* [Set task]
All of the records listed below should be retyped exactly.

☆ ☆ ☆

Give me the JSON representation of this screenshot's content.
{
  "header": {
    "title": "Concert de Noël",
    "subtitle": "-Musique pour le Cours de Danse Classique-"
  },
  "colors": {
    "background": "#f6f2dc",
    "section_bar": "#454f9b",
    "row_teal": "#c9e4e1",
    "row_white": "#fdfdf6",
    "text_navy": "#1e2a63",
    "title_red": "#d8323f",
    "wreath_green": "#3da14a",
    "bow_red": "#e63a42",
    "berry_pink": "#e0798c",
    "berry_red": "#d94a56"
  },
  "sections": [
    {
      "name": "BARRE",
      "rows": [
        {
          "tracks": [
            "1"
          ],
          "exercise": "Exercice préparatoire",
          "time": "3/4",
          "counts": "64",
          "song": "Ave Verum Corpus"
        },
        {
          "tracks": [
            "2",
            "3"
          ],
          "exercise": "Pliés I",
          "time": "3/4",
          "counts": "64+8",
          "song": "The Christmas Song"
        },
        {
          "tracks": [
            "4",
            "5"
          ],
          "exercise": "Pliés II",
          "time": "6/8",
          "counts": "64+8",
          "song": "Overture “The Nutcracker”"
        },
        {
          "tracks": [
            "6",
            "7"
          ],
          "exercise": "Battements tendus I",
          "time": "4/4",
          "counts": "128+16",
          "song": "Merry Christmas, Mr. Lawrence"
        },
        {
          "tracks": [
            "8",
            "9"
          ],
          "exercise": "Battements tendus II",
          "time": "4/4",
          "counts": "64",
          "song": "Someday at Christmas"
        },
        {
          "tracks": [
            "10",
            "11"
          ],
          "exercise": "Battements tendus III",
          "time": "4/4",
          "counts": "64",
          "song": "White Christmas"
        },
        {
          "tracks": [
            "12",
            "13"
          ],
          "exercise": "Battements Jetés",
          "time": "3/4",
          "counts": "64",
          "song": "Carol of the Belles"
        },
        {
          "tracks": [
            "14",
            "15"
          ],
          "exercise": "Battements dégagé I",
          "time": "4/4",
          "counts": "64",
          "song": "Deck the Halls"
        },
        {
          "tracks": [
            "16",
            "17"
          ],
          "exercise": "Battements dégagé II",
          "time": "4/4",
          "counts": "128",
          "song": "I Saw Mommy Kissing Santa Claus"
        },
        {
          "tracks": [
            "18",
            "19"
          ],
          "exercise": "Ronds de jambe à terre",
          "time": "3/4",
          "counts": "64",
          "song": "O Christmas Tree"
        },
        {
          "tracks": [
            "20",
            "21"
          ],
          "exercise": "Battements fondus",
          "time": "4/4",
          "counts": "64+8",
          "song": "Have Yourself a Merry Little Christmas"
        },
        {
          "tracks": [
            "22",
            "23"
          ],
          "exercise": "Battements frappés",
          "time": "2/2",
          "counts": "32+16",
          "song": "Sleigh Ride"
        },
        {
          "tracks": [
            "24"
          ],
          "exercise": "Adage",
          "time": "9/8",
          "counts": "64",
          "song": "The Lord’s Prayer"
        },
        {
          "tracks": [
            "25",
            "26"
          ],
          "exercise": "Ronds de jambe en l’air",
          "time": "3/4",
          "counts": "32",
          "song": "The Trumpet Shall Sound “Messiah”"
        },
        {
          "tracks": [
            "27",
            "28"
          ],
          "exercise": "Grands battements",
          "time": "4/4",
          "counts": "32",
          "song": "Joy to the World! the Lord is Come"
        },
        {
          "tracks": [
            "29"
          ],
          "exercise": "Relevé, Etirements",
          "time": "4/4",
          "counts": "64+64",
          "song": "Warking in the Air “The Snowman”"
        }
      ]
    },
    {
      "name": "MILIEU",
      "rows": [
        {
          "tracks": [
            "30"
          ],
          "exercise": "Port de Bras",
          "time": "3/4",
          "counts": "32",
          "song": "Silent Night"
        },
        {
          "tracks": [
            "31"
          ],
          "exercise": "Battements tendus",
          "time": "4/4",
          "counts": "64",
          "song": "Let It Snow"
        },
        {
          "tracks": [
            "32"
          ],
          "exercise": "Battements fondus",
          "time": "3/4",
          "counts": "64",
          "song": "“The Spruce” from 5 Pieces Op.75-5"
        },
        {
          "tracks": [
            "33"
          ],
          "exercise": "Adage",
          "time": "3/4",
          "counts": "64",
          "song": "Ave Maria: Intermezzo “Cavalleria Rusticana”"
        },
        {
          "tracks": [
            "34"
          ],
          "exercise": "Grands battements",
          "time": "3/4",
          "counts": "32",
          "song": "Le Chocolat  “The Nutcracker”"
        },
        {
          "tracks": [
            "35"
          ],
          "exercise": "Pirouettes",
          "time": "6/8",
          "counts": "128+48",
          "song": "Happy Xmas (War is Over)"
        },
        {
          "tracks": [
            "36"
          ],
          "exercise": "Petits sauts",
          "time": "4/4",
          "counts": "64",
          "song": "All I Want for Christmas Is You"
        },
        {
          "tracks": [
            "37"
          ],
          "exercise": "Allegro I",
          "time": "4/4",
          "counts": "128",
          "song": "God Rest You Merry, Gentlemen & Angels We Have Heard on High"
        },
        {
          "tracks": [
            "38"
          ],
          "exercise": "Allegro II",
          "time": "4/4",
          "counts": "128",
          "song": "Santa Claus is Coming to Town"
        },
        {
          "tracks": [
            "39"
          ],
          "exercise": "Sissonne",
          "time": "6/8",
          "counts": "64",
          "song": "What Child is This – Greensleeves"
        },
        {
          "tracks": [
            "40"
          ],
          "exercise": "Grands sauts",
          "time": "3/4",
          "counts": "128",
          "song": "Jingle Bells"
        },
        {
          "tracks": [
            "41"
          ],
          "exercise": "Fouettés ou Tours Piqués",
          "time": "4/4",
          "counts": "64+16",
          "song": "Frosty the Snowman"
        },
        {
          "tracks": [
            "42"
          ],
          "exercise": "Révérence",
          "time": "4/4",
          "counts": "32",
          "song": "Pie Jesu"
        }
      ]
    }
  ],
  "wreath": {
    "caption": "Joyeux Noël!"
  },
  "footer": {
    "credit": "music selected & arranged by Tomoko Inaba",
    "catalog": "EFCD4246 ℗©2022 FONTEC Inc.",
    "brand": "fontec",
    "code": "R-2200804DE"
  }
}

☆ ☆ ☆

* [Answer]
Give me the JSON representation of this screenshot's content.
{
  "header": {
    "title": "Concert de Noël",
    "subtitle": "-Musique pour le Cours de Danse Classique-"
  },
  "colors": {
    "background": "#f6f2dc",
    "section_bar": "#454f9b",
    "row_teal": "#c9e4e1",
    "row_white": "#fdfdf6",
    "text_navy": "#1e2a63",
    "title_red": "#d8323f",
    "wreath_green": "#3da14a",
    "bow_red": "#e63a42",
    "berry_pink": "#e0798c",
    "berry_red": "#d94a56"
  },
  "sections": [
    {
      "name": "BARRE",
      "rows": [
        {
          "tracks": [
            "1"
          ],
          "exercise": "Exercice préparatoire",
          "time": "3/4",
          "counts": "64",
          "song": "Ave Verum Corpus"
        },
        {
          "tracks": [
            "2",
            "3"
          ],
          "exercise": "Pliés I",
          "time": "3/4",
          "counts": "64+8",
          "song": "The Christmas Song"
        },
        {
          "tracks": [
            "4",
            "5"
          ],
          "exercise": "Pliés II",
          "time": "6/8",
          "counts": "64+8",
          "song": "Overture “The Nutcracker”"
        },
        {
          "tracks": [
            "6",
            "7"
          ],
          "exercise": "Battements tendus I",
          "time": "4/4",
          "counts": "128+16",
          "song": "Merry Christmas, Mr. Lawrence"
        },
        {
          "tracks": [
            "8",
            "9"
          ],
          "exercise": "Battements tendus II",
          "time": "4/4",
          "counts": "64",
          "song": "Someday at Christmas"
        },
        {
          "tracks": [
            "10",
            "11"
          ],
          "exercise": "Battements tendus III",
          "time": "4/4",
          "counts": "64",
          "song": "White Christmas"
        },
        {
          "tracks": [
            "12",
            "13"
          ],
          "exercise": "Battements Jetés",
          "time": "3/4",
          "counts": "64",
          "song": "Carol of the Belles"
        },
        {
          "tracks": [
            "14",
            "15"
          ],
          "exercise": "Battements dégagé I",
          "time": "4/4",
          "counts": "64",
          "song": "Deck the Halls"
        },
        {
          "tracks": [
            "16",
            "17"
          ],
          "exercise": "Battements dégagé II",
          "time": "4/4",
          "counts": "128",
          "song": "I Saw Mommy Kissing Santa Claus"
        },
        {
          "tracks": [
            "18",
            "19"
          ],
          "exercise": "Ronds de jambe à terre",
          "time": "3/4",
          "counts": "64",
          "song": "O Christmas Tree"
        },
        {
          "tracks": [
            "20",
            "21"
          ],
          "exercise": "Battements fondus",
          "time": "4/4",
          "counts": "64+8",
          "song": "Have Yourself a Merry Little Christmas"
        },
        {
          "tracks": [
            "22",
            "23"
          ],
          "exercise": "Battements frappés",
          "time": "2/2",
          "counts": "32+16",
          "song": "Sleigh Ride"
        },
        {
          "tracks": [
            "24"
          ],
          "exercise": "Adage",
          "time": "9/8",
          "counts": "64",
          "song": "The Lord’s Prayer"
        },
        {
          "tracks": [
            "25",
            "26"
          ],
          "exercise": "Ronds de jambe en l’air",
          "time": "3/4",
          "counts": "32",
          "song": "The Trumpet Shall Sound “Messiah”"
        },
        {
          "tracks": [
            "27",
            "28"
          ],
          "exercise": "Grands battements",
          "time": "4/4",
          "counts": "32",
          "song": "Joy to the World! the Lord is Come"
        },
        {
          "tracks": [
            "29"
          ],
          "exercise": "Relevé, Etirements",
          "time": "4/4",
          "counts": "64+64",
          "song": "Warking in the Air “The Snowman”"
        }
      ]
    },
    {
      "name": "MILIEU",
      "rows": [
        {
          "tracks": [
            "30"
          ],
          "exercise": "Port de Bras",
          "time": "3/4",
          "counts": "32",
          "song": "Silent Night"
        },
        {
          "tracks": [
            "31"
          ],
          "exercise": "Battements tendus",
          "time": "4/4",
          "counts": "64",
          "song": "Let It Snow"
        },
        {
          "tracks": [
            "32"
          ],
          "exercise": "Battements fondus",
          "time": "3/4",
          "counts": "64",
          "song": "“The Spruce” from 5 Pieces Op.75-5"
        },
        {
          "tracks": [
            "33"
          ],
          "exercise": "Adage",
          "time": "3/4",
          "counts": "64",
          "song": "Ave Maria: Intermezzo “Cavalleria Rusticana”"
        },
        {
          "tracks": [
            "34"
          ],
          "exercise": "Grands battements",
          "time": "3/4",
          "counts": "32",
          "song": "Le Chocolat  “The Nutcracker”"
        },
        {
          "tracks": [
            "35"
          ],
          "exercise": "Pirouettes",
          "time": "6/8",
          "counts": "128+48",
          "song": "Happy Xmas (War is Over)"
        },
        {
          "tracks": [
            "36"
          ],
          "exercise": "Petits sauts",
          "time": "4/4",
          "counts": "64",
          "song": "All I Want for Christmas Is You"
        },
        {
          "tracks": [
            "37"
          ],
          "exercise": "Allegro I",
          "time": "4/4",
          "counts": "128",
          "song": "God Rest You Merry, Gentlemen & Angels We Have Heard on High"
        },
        {
          "tracks": [
            "38"
          ],
          "exercise": "Allegro II",
          "time": "4/4",
          "counts": "128",
          "song": "Santa Claus is Coming to Town"
        },
        {
          "tracks": [
            "39"
          ],
          "exercise": "Sissonne",
          "time": "6/8",
          "counts": "64",
          "song": "What Child is This – Greensleeves"
        },
        {
          "tracks": [
            "40"
          ],
          "exercise": "Grands sauts",
          "time": "3/4",
          "counts": "128",
          "song": "Jingle Bells"
        },
        {
          "tracks": [
            "41"
          ],
          "exercise": "Fouettés ou Tours Piqués",
          "time": "4/4",
          "counts": "64+16",
          "song": "Frosty the Snowman"
        },
        {
          "tracks": [
            "42"
          ],
          "exercise": "Révérence",
          "time": "4/4",
          "counts": "32",
          "song": "Pie Jesu"
        }
      ]
    }
  ],
  "wreath": {
    "caption": "Joyeux Noël!"
  },
  "footer": {
    "credit": "music selected & arranged by Tomoko Inaba",
    "catalog": "EFCD4246 ℗©2022 FONTEC Inc.",
    "brand": "fontec",
    "code": "R-2200804DE"
  }
}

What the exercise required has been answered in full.